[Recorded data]
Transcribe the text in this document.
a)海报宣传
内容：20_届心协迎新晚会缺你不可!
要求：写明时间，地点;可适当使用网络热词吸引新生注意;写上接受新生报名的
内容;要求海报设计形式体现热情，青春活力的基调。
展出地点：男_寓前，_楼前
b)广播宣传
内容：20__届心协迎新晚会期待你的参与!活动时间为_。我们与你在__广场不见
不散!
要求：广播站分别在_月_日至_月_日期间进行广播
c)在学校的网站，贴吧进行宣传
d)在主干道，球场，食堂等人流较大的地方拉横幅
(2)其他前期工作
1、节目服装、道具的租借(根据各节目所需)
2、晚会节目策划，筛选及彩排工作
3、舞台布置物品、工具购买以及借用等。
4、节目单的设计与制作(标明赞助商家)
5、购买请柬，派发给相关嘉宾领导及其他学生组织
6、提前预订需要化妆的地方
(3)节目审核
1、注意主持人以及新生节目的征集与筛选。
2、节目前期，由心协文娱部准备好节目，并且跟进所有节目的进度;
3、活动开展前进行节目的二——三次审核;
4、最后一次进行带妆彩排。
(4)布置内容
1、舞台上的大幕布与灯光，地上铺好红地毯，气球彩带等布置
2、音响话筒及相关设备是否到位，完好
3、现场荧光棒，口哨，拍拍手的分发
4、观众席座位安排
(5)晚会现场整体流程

> _To do_
Repeat the records above exactly, from the first line to the last.

> _Output of the exercise_
Transcribe the text in this document.
a)海报宣传
内容：20_届心协迎新晚会缺你不可!
要求：写明时间，地点;可适当使用网络热词吸引新生注意;写上接受新生报名的
内容;要求海报设计形式体现热情，青春活力的基调。
展出地点：男_寓前，_楼前
b)广播宣传
内容：20__届心协迎新晚会期待你的参与!活动时间为_。我们与你在__广场不见
不散!
要求：广播站分别在_月_日至_月_日期间进行广播
c)在学校的网站，贴吧进行宣传
d)在主干道，球场，食堂等人流较大的地方拉横幅
(2)其他前期工作
1、节目服装、道具的租借(根据各节目所需)
2、晚会节目策划，筛选及彩排工作
3、舞台布置物品、工具购买以及借用等。
4、节目单的设计与制作(标明赞助商家)
5、购买请柬，派发给相关嘉宾领导及其他学生组织
6、提前预订需要化妆的地方
(3)节目审核
1、注意主持人以及新生节目的征集与筛选。
2、节目前期，由心协文娱部准备好节目，并且跟进所有节目的进度;
3、活动开展前进行节目的二——三次审核;
4、最后一次进行带妆彩排。
(4)布置内容
1、舞台上的大幕布与灯光，地上铺好红地毯，气球彩带等布置
2、音响话筒及相关设备是否到位，完好
3、现场荧光棒，口哨，拍拍手的分发
4、观众席座位安排
(5)晚会现场整体流程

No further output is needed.